Data listing
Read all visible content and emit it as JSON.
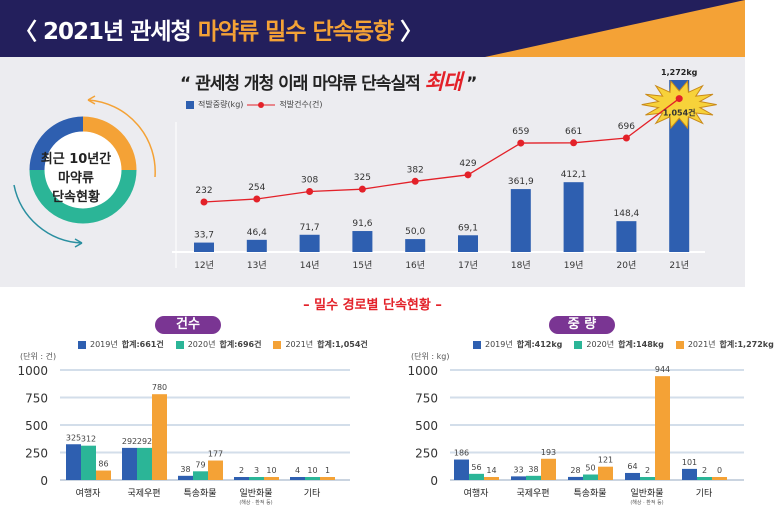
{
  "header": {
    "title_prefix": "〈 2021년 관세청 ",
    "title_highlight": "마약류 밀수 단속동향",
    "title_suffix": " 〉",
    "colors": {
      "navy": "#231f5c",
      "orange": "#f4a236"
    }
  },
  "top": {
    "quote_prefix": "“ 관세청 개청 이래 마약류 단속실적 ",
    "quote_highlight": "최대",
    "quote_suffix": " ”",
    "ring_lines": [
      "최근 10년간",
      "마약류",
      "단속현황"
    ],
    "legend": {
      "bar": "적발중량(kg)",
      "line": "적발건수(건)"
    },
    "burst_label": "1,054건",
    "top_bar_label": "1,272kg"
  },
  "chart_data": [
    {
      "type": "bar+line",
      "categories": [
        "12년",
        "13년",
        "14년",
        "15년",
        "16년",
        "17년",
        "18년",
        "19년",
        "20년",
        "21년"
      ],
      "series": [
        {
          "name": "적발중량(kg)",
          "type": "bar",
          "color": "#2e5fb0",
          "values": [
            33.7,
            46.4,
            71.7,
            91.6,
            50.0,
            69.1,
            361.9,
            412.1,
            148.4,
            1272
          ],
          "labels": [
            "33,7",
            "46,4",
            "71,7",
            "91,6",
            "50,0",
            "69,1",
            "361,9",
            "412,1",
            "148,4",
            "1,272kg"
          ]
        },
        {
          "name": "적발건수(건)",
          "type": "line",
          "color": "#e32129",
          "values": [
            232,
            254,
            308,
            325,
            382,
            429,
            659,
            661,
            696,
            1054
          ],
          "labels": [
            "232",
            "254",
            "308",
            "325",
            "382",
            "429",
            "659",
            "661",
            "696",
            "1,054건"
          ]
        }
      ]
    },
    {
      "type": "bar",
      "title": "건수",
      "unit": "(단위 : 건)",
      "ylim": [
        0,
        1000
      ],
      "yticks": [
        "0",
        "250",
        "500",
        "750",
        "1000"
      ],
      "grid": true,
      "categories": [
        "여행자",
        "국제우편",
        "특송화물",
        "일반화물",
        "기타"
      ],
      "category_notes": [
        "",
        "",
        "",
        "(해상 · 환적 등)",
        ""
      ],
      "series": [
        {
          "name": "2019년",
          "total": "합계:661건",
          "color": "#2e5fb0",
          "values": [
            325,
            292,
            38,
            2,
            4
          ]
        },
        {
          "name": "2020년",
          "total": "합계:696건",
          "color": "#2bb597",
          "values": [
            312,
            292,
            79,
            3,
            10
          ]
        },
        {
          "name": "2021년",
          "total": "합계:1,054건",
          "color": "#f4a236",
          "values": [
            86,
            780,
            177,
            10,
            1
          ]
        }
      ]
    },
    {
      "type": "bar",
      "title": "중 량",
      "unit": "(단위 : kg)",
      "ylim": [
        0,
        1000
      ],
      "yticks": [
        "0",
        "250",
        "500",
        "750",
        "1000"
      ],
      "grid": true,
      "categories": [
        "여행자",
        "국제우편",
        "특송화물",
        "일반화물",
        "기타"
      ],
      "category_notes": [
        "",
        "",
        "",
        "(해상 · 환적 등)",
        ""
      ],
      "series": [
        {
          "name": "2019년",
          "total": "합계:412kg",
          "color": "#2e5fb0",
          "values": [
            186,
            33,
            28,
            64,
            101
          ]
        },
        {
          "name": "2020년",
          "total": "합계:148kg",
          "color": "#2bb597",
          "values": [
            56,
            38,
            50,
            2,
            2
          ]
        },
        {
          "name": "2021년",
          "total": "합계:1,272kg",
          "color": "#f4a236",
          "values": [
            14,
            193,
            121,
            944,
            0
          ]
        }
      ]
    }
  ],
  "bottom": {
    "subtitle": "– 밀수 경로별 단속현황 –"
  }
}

### AIM:
Make an exact copy of every record, pictures excluded.

### WRITTEN REPLY:
Read all visible content and emit it as JSON.
{
  "header": {
    "title_prefix": "〈 2021년 관세청 ",
    "title_highlight": "마약류 밀수 단속동향",
    "title_suffix": " 〉",
    "colors": {
      "navy": "#231f5c",
      "orange": "#f4a236"
    }
  },
  "top": {
    "quote_prefix": "“ 관세청 개청 이래 마약류 단속실적 ",
    "quote_highlight": "최대",
    "quote_suffix": " ”",
    "ring_lines": [
      "최근 10년간",
      "마약류",
      "단속현황"
    ],
    "legend": {
      "bar": "적발중량(kg)",
      "line": "적발건수(건)"
    },
    "burst_label": "1,054건",
    "top_bar_label": "1,272kg"
  },
  "chart_data": [
    {
      "type": "bar+line",
      "categories": [
        "12년",
        "13년",
        "14년",
        "15년",
        "16년",
        "17년",
        "18년",
        "19년",
        "20년",
        "21년"
      ],
      "series": [
        {
          "name": "적발중량(kg)",
          "type": "bar",
          "color": "#2e5fb0",
          "values": [
            33.7,
            46.4,
            71.7,
            91.6,
            50.0,
            69.1,
            361.9,
            412.1,
            148.4,
            1272
          ],
          "labels": [
            "33,7",
            "46,4",
            "71,7",
            "91,6",
            "50,0",
            "69,1",
            "361,9",
            "412,1",
            "148,4",
            "1,272kg"
          ]
        },
        {
          "name": "적발건수(건)",
          "type": "line",
          "color": "#e32129",
          "values": [
            232,
            254,
            308,
            325,
            382,
            429,
            659,
            661,
            696,
            1054
          ],
          "labels": [
            "232",
            "254",
            "308",
            "325",
            "382",
            "429",
            "659",
            "661",
            "696",
            "1,054건"
          ]
        }
      ]
    },
    {
      "type": "bar",
      "title": "건수",
      "unit": "(단위 : 건)",
      "ylim": [
        0,
        1000
      ],
      "yticks": [
        "0",
        "250",
        "500",
        "750",
        "1000"
      ],
      "grid": true,
      "categories": [
        "여행자",
        "국제우편",
        "특송화물",
        "일반화물",
        "기타"
      ],
      "category_notes": [
        "",
        "",
        "",
        "(해상 · 환적 등)",
        ""
      ],
      "series": [
        {
          "name": "2019년",
          "total": "합계:661건",
          "color": "#2e5fb0",
          "values": [
            325,
            292,
            38,
            2,
            4
          ]
        },
        {
          "name": "2020년",
          "total": "합계:696건",
          "color": "#2bb597",
          "values": [
            312,
            292,
            79,
            3,
            10
          ]
        },
        {
          "name": "2021년",
          "total": "합계:1,054건",
          "color": "#f4a236",
          "values": [
            86,
            780,
            177,
            10,
            1
          ]
        }
      ]
    },
    {
      "type": "bar",
      "title": "중 량",
      "unit": "(단위 : kg)",
      "ylim": [
        0,
        1000
      ],
      "yticks": [
        "0",
        "250",
        "500",
        "750",
        "1000"
      ],
      "grid": true,
      "categories": [
        "여행자",
        "국제우편",
        "특송화물",
        "일반화물",
        "기타"
      ],
      "category_notes": [
        "",
        "",
        "",
        "(해상 · 환적 등)",
        ""
      ],
      "series": [
        {
          "name": "2019년",
          "total": "합계:412kg",
          "color": "#2e5fb0",
          "values": [
            186,
            33,
            28,
            64,
            101
          ]
        },
        {
          "name": "2020년",
          "total": "합계:148kg",
          "color": "#2bb597",
          "values": [
            56,
            38,
            50,
            2,
            2
          ]
        },
        {
          "name": "2021년",
          "total": "합계:1,272kg",
          "color": "#f4a236",
          "values": [
            14,
            193,
            121,
            944,
            0
          ]
        }
      ]
    }
  ],
  "bottom": {
    "subtitle": "– 밀수 경로별 단속현황 –"
  }
}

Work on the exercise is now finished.